Supplied material =
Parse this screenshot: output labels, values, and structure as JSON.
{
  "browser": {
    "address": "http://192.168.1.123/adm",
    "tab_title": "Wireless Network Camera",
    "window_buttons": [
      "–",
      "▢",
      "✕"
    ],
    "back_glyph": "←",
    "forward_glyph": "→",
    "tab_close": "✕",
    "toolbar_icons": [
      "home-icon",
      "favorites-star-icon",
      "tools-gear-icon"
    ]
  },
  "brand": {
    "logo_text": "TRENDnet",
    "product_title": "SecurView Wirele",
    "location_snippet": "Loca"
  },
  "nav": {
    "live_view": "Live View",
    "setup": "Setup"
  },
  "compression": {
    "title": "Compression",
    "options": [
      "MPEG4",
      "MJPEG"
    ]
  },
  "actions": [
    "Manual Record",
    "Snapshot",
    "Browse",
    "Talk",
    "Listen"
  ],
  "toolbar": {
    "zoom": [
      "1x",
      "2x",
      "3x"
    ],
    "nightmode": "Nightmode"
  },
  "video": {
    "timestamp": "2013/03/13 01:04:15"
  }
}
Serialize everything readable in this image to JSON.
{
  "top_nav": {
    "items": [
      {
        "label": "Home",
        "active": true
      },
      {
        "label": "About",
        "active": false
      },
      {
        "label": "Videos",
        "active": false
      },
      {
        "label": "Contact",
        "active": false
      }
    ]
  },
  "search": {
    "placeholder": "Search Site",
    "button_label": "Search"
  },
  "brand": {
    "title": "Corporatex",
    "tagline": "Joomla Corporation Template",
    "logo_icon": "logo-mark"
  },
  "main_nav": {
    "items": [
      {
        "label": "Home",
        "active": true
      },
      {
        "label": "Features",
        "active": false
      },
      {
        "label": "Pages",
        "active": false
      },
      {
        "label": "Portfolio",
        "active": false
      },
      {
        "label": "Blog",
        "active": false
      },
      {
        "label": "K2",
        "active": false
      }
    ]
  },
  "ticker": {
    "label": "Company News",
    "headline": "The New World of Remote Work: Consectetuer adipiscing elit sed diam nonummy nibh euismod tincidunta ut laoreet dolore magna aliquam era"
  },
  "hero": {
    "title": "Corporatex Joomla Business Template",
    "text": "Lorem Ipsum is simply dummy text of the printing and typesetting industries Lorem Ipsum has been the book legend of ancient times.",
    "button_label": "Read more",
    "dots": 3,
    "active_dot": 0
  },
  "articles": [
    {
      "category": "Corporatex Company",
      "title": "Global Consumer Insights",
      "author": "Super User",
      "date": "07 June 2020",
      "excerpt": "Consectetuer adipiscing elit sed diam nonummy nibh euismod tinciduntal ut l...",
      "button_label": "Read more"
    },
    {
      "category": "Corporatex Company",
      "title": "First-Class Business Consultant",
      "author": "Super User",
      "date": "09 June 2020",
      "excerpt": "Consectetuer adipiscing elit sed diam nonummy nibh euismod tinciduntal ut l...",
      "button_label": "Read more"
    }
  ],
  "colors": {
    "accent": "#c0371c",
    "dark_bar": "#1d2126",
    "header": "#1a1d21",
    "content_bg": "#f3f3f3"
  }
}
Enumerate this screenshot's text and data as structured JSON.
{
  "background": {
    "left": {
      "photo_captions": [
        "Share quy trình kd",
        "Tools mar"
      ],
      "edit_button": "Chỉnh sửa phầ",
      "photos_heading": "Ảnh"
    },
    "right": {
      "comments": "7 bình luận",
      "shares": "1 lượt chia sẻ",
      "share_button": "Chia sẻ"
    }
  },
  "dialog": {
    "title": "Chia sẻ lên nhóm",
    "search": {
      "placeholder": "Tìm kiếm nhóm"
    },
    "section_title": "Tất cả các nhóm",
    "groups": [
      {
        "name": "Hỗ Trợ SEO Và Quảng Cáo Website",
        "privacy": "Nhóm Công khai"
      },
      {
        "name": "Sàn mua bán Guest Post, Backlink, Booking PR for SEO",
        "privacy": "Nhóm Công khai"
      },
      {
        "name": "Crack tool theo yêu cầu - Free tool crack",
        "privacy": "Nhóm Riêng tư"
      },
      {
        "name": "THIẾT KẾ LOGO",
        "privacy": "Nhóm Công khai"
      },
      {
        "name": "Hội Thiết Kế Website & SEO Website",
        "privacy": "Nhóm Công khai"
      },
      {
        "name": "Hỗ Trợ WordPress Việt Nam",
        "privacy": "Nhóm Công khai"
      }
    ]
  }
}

Objective =
From the line containing "Enumerate this screenshot's" down to the last line, reproduce the records exactly. Include both ends.

Exercise output =
Enumerate this screenshot's text and data as structured JSON.
{
  "background": {
    "left": {
      "photo_captions": [
        "Share quy trình kd",
        "Tools mar"
      ],
      "edit_button": "Chỉnh sửa phầ",
      "photos_heading": "Ảnh"
    },
    "right": {
      "comments": "7 bình luận",
      "shares": "1 lượt chia sẻ",
      "share_button": "Chia sẻ"
    }
  },
  "dialog": {
    "title": "Chia sẻ lên nhóm",
    "search": {
      "placeholder": "Tìm kiếm nhóm"
    },
    "section_title": "Tất cả các nhóm",
    "groups": [
      {
        "name": "Hỗ Trợ SEO Và Quảng Cáo Website",
        "privacy": "Nhóm Công khai"
      },
      {
        "name": "Sàn mua bán Guest Post, Backlink, Booking PR for SEO",
        "privacy": "Nhóm Công khai"
      },
      {
        "name": "Crack tool theo yêu cầu - Free tool crack",
        "privacy": "Nhóm Riêng tư"
      },
      {
        "name": "THIẾT KẾ LOGO",
        "privacy": "Nhóm Công khai"
      },
      {
        "name": "Hội Thiết Kế Website & SEO Website",
        "privacy": "Nhóm Công khai"
      },
      {
        "name": "Hỗ Trợ WordPress Việt Nam",
        "privacy": "Nhóm Công khai"
      }
    ]
  }
}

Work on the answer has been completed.